#### INPUT ROWS
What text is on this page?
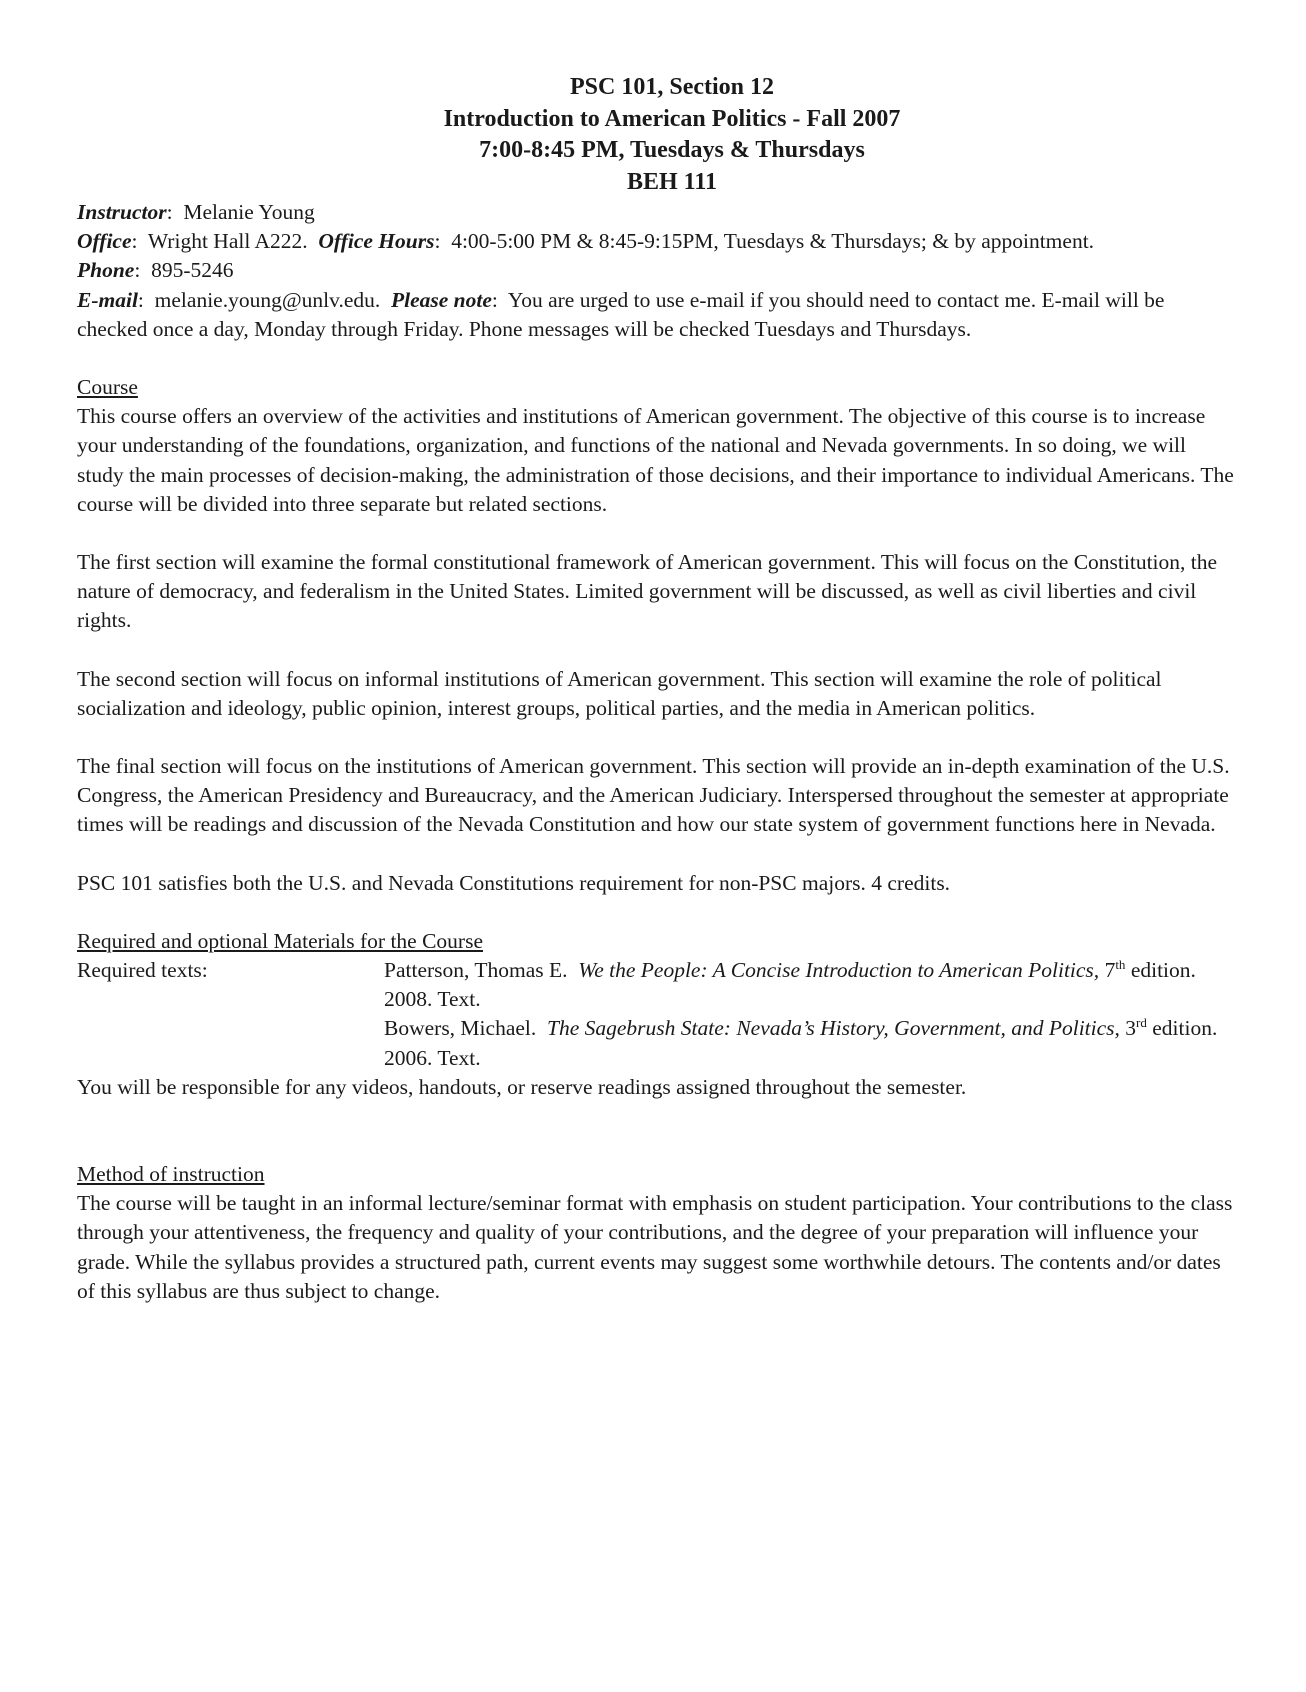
PSC 101, Section 12
Introduction to American Politics - Fall 2007
7:00-8:45 PM, Tuesdays & Thursdays
BEH 111

Instructor:  Melanie Young

Office:  Wright Hall A222. Office Hours:  4:00-5:00 PM & 8:45-9:15PM, Tuesdays & Thursdays; & by appointment.

Phone:  895-5246

E-mail:  melanie.young@unlv.edu. Please note:  You are urged to use e-mail if you should need to contact me. E-mail will be checked once a day, Monday through Friday. Phone messages will be checked Tuesdays and Thursdays.

Course

This course offers an overview of the activities and institutions of American government. The objective of this course is to increase your understanding of the foundations, organization, and functions of the national and Nevada governments. In so doing, we will study the main processes of decision-making, the administration of those decisions, and their importance to individual Americans. The course will be divided into three separate but related sections.

The first section will examine the formal constitutional framework of American government. This will focus on the Constitution, the nature of democracy, and federalism in the United States. Limited government will be discussed, as well as civil liberties and civil rights.

The second section will focus on informal institutions of American government. This section will examine the role of political socialization and ideology, public opinion, interest groups, political parties, and the media in American politics.

The final section will focus on the institutions of American government. This section will provide an in-depth examination of the U.S. Congress, the American Presidency and Bureaucracy, and the American Judiciary. Interspersed throughout the semester at appropriate times will be readings and discussion of the Nevada Constitution and how our state system of government functions here in Nevada.

PSC 101 satisfies both the U.S. and Nevada Constitutions requirement for non-PSC majors. 4 credits.

Required and optional Materials for the Course

Required texts:	Patterson, Thomas E. We the People: A Concise Introduction to American Politics, 7th edition. 2008. Text.

Bowers, Michael. The Sagebrush State: Nevada’s History, Government, and Politics, 3rd edition. 2006. Text.

You will be responsible for any videos, handouts, or reserve readings assigned throughout the semester.

Method of instruction

The course will be taught in an informal lecture/seminar format with emphasis on student participation. Your contributions to the class through your attentiveness, the frequency and quality of your contributions, and the degree of your preparation will influence your grade. While the syllabus provides a structured path, current events may suggest some worthwhile detours. The contents and/or dates of this syllabus are thus subject to change.
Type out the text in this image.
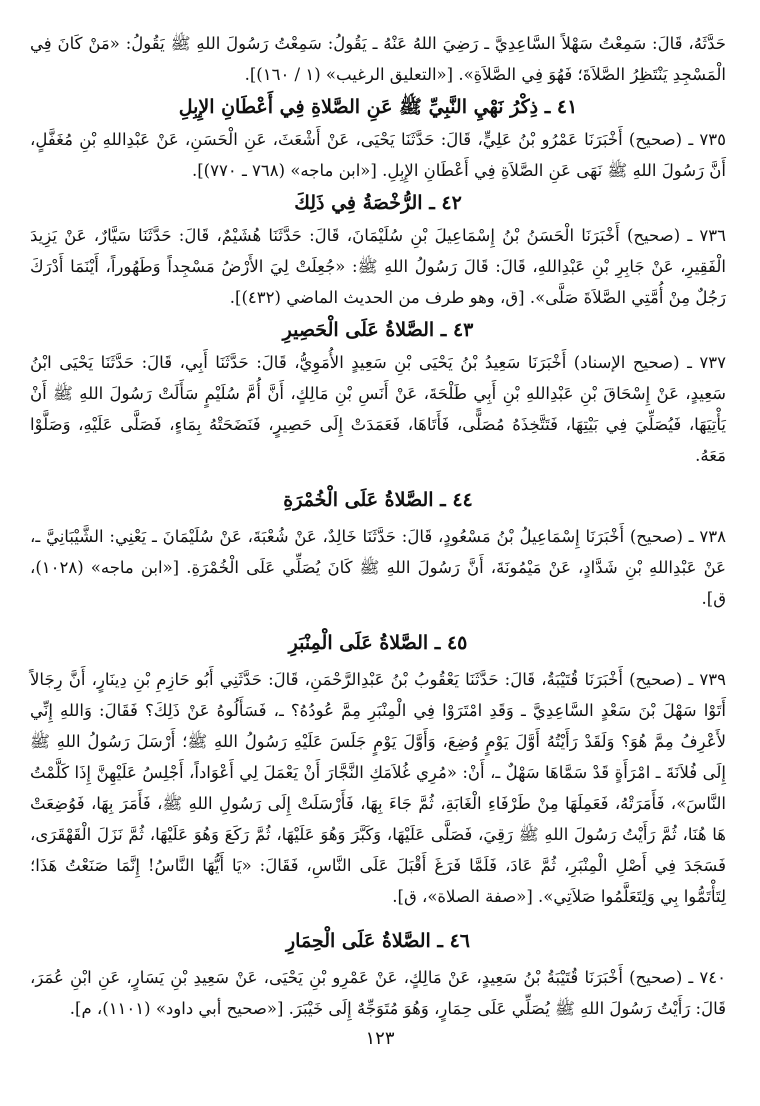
حَدَّثَهُ، قَالَ: سَمِعْتُ سَهْلاً السَّاعِدِيَّ ـ رَضِيَ اللهُ عَنْهُ ـ يَقُولُ: سَمِعْتُ رَسُولَ اللهِ ﷺ يَقُولُ: «مَنْ كَانَ فِي الْمَسْجِدِ يَنْتَظِرُ الصَّلاَةَ؛ فَهُوَ فِي الصَّلاَةِ». [«التعليق الرغيب» (١ / ١٦٠)].

٤١ ـ ذِكْرُ نَهْيِ النَّبِيِّ ﷺ عَنِ الصَّلاةِ فِي أَعْطَانِ الإِبِلِ

٧٣٥ ـ (صحيح) أَخْبَرَنَا عَمْرُو بْنُ عَلِيٍّ، قَالَ: حَدَّثَنَا يَحْيَى، عَنْ أَشْعَثَ، عَنِ الْحَسَنِ، عَنْ عَبْدِاللهِ بْنِ مُغَفَّلٍ، أَنَّ رَسُولَ اللهِ ﷺ نَهَى عَنِ الصَّلاَةِ فِي أَعْطَانِ الإِبِلِ. [«ابن ماجه» (٧٦٨ ـ ٧٧٠)].

٤٢ ـ الرُّخْصَةُ فِي ذَلِكَ

٧٣٦ ـ (صحيح) أَخْبَرَنَا الْحَسَنُ بْنُ إِسْمَاعِيلَ بْنِ سُلَيْمَانَ، قَالَ: حَدَّثَنَا هُشَيْمٌ، قَالَ: حَدَّثَنَا سَيَّارٌ، عَنْ يَزِيدَ الْفَقِيرِ، عَنْ جَابِرِ بْنِ عَبْدِاللهِ، قَالَ: قَالَ رَسُولُ اللهِ ﷺ: «جُعِلَتْ لِيَ الأَرْضُ مَسْجِداً وَطَهُوراً، أَيْنَمَا أَدْرَكَ رَجُلٌ مِنْ أُمَّتِي الصَّلاَةَ صَلَّى». [ق، وهو طرف من الحديث الماضي (٤٣٢)].

٤٣ ـ الصَّلاةُ عَلَى الْحَصِيرِ

٧٣٧ ـ (صحيح الإسناد) أَخْبَرَنَا سَعِيدُ بْنُ يَحْيَى بْنِ سَعِيدٍ الأُمَوِيُّ، قَالَ: حَدَّثَنَا أَبِي، قَالَ: حَدَّثَنَا يَحْيَى ابْنُ سَعِيدٍ، عَنْ إِسْحَاقَ بْنِ عَبْدِاللهِ بْنِ أَبِي طَلْحَةَ، عَنْ أَنَسِ بْنِ مَالِكٍ، أَنَّ أُمَّ سُلَيْمٍ سَأَلَتْ رَسُولَ اللهِ ﷺ أَنْ يَأْتِيَهَا، فَيُصَلِّيَ فِي بَيْتِهَا، فَتَتَّخِذَهُ مُصَلًّى، فَأَتَاهَا، فَعَمَدَتْ إِلَى حَصِيرٍ، فَنَضَحَتْهُ بِمَاءٍ، فَصَلَّى عَلَيْهِ، وَصَلَّوْا مَعَهُ.

٤٤ ـ الصَّلاةُ عَلَى الْخُمْرَةِ

٧٣٨ ـ (صحيح) أَخْبَرَنَا إِسْمَاعِيلُ بْنُ مَسْعُودٍ، قَالَ: حَدَّثَنَا خَالِدٌ، عَنْ شُعْبَةَ، عَنْ سُلَيْمَانَ ـ يَعْنِي: الشَّيْبَانِيَّ ـ، عَنْ عَبْدِاللهِ بْنِ شَدَّادٍ، عَنْ مَيْمُونَةَ، أَنَّ رَسُولَ اللهِ ﷺ كَانَ يُصَلِّي عَلَى الْخُمْرَةِ. [«ابن ماجه» (١٠٢٨)، ق].

٤٥ ـ الصَّلاةُ عَلَى الْمِنْبَرِ

٧٣٩ ـ (صحيح) أَخْبَرَنَا قُتَيْبَةُ، قَالَ: حَدَّثَنَا يَعْقُوبُ بْنُ عَبْدِالرَّحْمَنِ، قَالَ: حَدَّثَنِي أَبُو حَازِمِ بْنِ دِينَارٍ، أَنَّ رِجَالاً أَتَوْا سَهْلَ بْنَ سَعْدٍ السَّاعِدِيَّ ـ وَقَدِ امْتَرَوْا فِي الْمِنْبَرِ مِمَّ عُودُهُ؟ ـ، فَسَأَلُوهُ عَنْ ذَلِكَ؟ فَقَالَ: وَاللهِ إِنِّي لأَعْرِفُ مِمَّ هُوَ؟ وَلَقَدْ رَأَيْتُهُ أَوَّلَ يَوْمٍ وُضِعَ، وَأَوَّلَ يَوْمٍ جَلَسَ عَلَيْهِ رَسُولُ اللهِ ﷺ؛ أَرْسَلَ رَسُولُ اللهِ ﷺ إِلَى فُلاَنَةَ ـ امْرَأَةٍ قَدْ سَمَّاهَا سَهْلٌ ـ، أَنْ: «مُرِي غُلاَمَكِ النَّجَّارَ أَنْ يَعْمَلَ لِي أَعْوَاداً، أَجْلِسُ عَلَيْهِنَّ إِذَا كَلَّمْتُ النَّاسَ»، فَأَمَرَتْهُ، فَعَمِلَهَا مِنْ طَرْفَاءِ الْغَابَةِ، ثُمَّ جَاءَ بِهَا، فَأَرْسَلَتْ إِلَى رَسُولِ اللهِ ﷺ، فَأَمَرَ بِهَا، فَوُضِعَتْ هَا هُنَا، ثُمَّ رَأَيْتُ رَسُولَ اللهِ ﷺ رَقِيَ، فَصَلَّى عَلَيْهَا، وَكَبَّرَ وَهُوَ عَلَيْهَا، ثُمَّ رَكَعَ وَهُوَ عَلَيْهَا، ثُمَّ نَزَلَ الْقَهْقَرَى، فَسَجَدَ فِي أَصْلِ الْمِنْبَرِ، ثُمَّ عَادَ، فَلَمَّا فَرَغَ أَقْبَلَ عَلَى النَّاسِ، فَقَالَ: «يَا أَيُّهَا النَّاسُ! إِنَّمَا صَنَعْتُ هَذَا؛ لِتَأْتَمُّوا بِي وَلِتَعَلَّمُوا صَلاَتِي». [«صفة الصلاة»، ق].

٤٦ ـ الصَّلاةُ عَلَى الْحِمَارِ

٧٤٠ ـ (صحيح) أَخْبَرَنَا قُتَيْبَةُ بْنُ سَعِيدٍ، عَنْ مَالِكٍ، عَنْ عَمْرِو بْنِ يَحْيَى، عَنْ سَعِيدِ بْنِ يَسَارٍ، عَنِ ابْنِ عُمَرَ، قَالَ: رَأَيْتُ رَسُولَ اللهِ ﷺ يُصَلِّي عَلَى حِمَارٍ، وَهُوَ مُتَوَجِّهٌ إِلَى خَيْبَرَ. [«صحيح أبي داود» (١١٠١)، م].

١٢٣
########
## SHORT PROBLEM
Show each line of the data that contains the string "informal".

## CORRECT RESPONSE
The second section will focus on informal institutions of American government. This section will examine the role of political socialization and ideology, public opinion, interest groups, political parties, and the media in American politics.
The course will be taught in an informal lecture/seminar format with emphasis on student participation. Your contributions to the class through your attentiveness, the frequency and quality of your contributions, and the degree of your preparation will influence your grade. While the syllabus provides a structured path, current events may suggest some worthwhile detours. The contents and/or dates of this syllabus are thus subject to change.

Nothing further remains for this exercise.